DATASET CONTENT:
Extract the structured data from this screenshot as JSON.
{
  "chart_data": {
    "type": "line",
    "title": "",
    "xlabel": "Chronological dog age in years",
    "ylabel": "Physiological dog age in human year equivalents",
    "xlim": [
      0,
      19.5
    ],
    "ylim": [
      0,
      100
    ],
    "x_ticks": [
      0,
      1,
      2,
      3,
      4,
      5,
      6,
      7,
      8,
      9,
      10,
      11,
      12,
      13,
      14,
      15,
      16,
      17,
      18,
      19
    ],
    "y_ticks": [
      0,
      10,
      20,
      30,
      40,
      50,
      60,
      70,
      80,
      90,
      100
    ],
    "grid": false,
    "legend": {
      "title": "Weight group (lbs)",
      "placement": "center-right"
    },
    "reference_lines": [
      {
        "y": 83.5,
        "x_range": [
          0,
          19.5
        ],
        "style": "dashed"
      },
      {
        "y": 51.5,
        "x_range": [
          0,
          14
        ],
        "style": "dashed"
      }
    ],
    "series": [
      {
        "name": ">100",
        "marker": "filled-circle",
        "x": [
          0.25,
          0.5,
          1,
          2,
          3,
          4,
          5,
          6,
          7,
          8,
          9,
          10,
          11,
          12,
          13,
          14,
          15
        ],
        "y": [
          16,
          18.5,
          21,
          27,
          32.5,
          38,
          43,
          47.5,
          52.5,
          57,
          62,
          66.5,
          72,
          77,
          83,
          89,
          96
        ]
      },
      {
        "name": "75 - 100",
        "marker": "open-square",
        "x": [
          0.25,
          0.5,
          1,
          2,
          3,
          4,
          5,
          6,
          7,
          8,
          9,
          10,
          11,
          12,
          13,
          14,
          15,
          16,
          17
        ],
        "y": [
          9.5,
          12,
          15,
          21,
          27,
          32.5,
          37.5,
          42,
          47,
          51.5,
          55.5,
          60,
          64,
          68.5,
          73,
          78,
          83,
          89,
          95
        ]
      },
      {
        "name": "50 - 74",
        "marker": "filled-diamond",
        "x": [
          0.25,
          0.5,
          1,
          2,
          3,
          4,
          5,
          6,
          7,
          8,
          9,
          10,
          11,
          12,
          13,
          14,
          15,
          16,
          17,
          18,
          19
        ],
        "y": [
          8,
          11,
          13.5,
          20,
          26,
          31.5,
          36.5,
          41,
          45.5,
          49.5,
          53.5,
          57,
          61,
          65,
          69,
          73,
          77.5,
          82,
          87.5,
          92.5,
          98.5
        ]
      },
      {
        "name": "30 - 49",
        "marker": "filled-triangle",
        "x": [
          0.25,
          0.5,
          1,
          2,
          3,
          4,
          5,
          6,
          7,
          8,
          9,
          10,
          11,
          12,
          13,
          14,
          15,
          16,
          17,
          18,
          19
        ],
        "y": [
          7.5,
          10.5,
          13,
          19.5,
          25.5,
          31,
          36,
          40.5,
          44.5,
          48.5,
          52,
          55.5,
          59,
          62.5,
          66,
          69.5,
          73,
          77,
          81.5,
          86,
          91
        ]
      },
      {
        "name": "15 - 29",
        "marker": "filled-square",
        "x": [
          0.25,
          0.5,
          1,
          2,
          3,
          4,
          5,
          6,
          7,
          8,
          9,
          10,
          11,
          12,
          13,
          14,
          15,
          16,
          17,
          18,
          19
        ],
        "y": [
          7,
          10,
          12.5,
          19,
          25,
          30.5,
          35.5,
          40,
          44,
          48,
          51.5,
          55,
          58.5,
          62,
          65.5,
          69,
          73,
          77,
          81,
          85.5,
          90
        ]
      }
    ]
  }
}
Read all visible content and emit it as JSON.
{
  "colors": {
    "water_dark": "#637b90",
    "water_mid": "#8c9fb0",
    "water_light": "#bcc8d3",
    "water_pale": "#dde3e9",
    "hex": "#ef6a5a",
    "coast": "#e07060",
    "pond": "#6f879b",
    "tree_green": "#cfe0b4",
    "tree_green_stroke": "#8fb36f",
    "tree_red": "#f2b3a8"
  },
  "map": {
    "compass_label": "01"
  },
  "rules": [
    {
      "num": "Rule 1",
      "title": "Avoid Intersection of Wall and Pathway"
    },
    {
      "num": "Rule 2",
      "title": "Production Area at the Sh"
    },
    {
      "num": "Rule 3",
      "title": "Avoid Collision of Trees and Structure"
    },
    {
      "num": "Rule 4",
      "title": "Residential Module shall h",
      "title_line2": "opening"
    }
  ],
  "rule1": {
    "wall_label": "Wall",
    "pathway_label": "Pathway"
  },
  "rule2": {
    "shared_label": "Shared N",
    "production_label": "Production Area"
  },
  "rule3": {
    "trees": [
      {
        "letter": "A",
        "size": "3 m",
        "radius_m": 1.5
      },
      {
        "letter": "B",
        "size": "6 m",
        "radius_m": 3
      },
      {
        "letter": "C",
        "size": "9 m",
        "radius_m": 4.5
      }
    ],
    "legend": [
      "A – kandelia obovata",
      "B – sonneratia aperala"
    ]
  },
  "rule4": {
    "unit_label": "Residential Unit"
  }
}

WHAT IS REQUIRED: Write out every line exactly as it stands.

PROBLEM SOLUTION:
Extract the structured data from this screenshot as JSON.
{
  "chart_data": {
    "type": "line",
    "title": "",
    "xlabel": "Chronological dog age in years",
    "ylabel": "Physiological dog age in human year equivalents",
    "xlim": [
      0,
      19.5
    ],
    "ylim": [
      0,
      100
    ],
    "x_ticks": [
      0,
      1,
      2,
      3,
      4,
      5,
      6,
      7,
      8,
      9,
      10,
      11,
      12,
      13,
      14,
      15,
      16,
      17,
      18,
      19
    ],
    "y_ticks": [
      0,
      10,
      20,
      30,
      40,
      50,
      60,
      70,
      80,
      90,
      100
    ],
    "grid": false,
    "legend": {
      "title": "Weight group (lbs)",
      "placement": "center-right"
    },
    "reference_lines": [
      {
        "y": 83.5,
        "x_range": [
          0,
          19.5
        ],
        "style": "dashed"
      },
      {
        "y": 51.5,
        "x_range": [
          0,
          14
        ],
        "style": "dashed"
      }
    ],
    "series": [
      {
        "name": ">100",
        "marker": "filled-circle",
        "x": [
          0.25,
          0.5,
          1,
          2,
          3,
          4,
          5,
          6,
          7,
          8,
          9,
          10,
          11,
          12,
          13,
          14,
          15
        ],
        "y": [
          16,
          18.5,
          21,
          27,
          32.5,
          38,
          43,
          47.5,
          52.5,
          57,
          62,
          66.5,
          72,
          77,
          83,
          89,
          96
        ]
      },
      {
        "name": "75 - 100",
        "marker": "open-square",
        "x": [
          0.25,
          0.5,
          1,
          2,
          3,
          4,
          5,
          6,
          7,
          8,
          9,
          10,
          11,
          12,
          13,
          14,
          15,
          16,
          17
        ],
        "y": [
          9.5,
          12,
          15,
          21,
          27,
          32.5,
          37.5,
          42,
          47,
          51.5,
          55.5,
          60,
          64,
          68.5,
          73,
          78,
          83,
          89,
          95
        ]
      },
      {
        "name": "50 - 74",
        "marker": "filled-diamond",
        "x": [
          0.25,
          0.5,
          1,
          2,
          3,
          4,
          5,
          6,
          7,
          8,
          9,
          10,
          11,
          12,
          13,
          14,
          15,
          16,
          17,
          18,
          19
        ],
        "y": [
          8,
          11,
          13.5,
          20,
          26,
          31.5,
          36.5,
          41,
          45.5,
          49.5,
          53.5,
          57,
          61,
          65,
          69,
          73,
          77.5,
          82,
          87.5,
          92.5,
          98.5
        ]
      },
      {
        "name": "30 - 49",
        "marker": "filled-triangle",
        "x": [
          0.25,
          0.5,
          1,
          2,
          3,
          4,
          5,
          6,
          7,
          8,
          9,
          10,
          11,
          12,
          13,
          14,
          15,
          16,
          17,
          18,
          19
        ],
        "y": [
          7.5,
          10.5,
          13,
          19.5,
          25.5,
          31,
          36,
          40.5,
          44.5,
          48.5,
          52,
          55.5,
          59,
          62.5,
          66,
          69.5,
          73,
          77,
          81.5,
          86,
          91
        ]
      },
      {
        "name": "15 - 29",
        "marker": "filled-square",
        "x": [
          0.25,
          0.5,
          1,
          2,
          3,
          4,
          5,
          6,
          7,
          8,
          9,
          10,
          11,
          12,
          13,
          14,
          15,
          16,
          17,
          18,
          19
        ],
        "y": [
          7,
          10,
          12.5,
          19,
          25,
          30.5,
          35.5,
          40,
          44,
          48,
          51.5,
          55,
          58.5,
          62,
          65.5,
          69,
          73,
          77,
          81,
          85.5,
          90
        ]
      }
    ]
  }
}
Read all visible content and emit it as JSON.
{
  "colors": {
    "water_dark": "#637b90",
    "water_mid": "#8c9fb0",
    "water_light": "#bcc8d3",
    "water_pale": "#dde3e9",
    "hex": "#ef6a5a",
    "coast": "#e07060",
    "pond": "#6f879b",
    "tree_green": "#cfe0b4",
    "tree_green_stroke": "#8fb36f",
    "tree_red": "#f2b3a8"
  },
  "map": {
    "compass_label": "01"
  },
  "rules": [
    {
      "num": "Rule 1",
      "title": "Avoid Intersection of Wall and Pathway"
    },
    {
      "num": "Rule 2",
      "title": "Production Area at the Sh"
    },
    {
      "num": "Rule 3",
      "title": "Avoid Collision of Trees and Structure"
    },
    {
      "num": "Rule 4",
      "title": "Residential Module shall h",
      "title_line2": "opening"
    }
  ],
  "rule1": {
    "wall_label": "Wall",
    "pathway_label": "Pathway"
  },
  "rule2": {
    "shared_label": "Shared N",
    "production_label": "Production Area"
  },
  "rule3": {
    "trees": [
      {
        "letter": "A",
        "size": "3 m",
        "radius_m": 1.5
      },
      {
        "letter": "B",
        "size": "6 m",
        "radius_m": 3
      },
      {
        "letter": "C",
        "size": "9 m",
        "radius_m": 4.5
      }
    ],
    "legend": [
      "A – kandelia obovata",
      "B – sonneratia aperala"
    ]
  },
  "rule4": {
    "unit_label": "Residential Unit"
  }
}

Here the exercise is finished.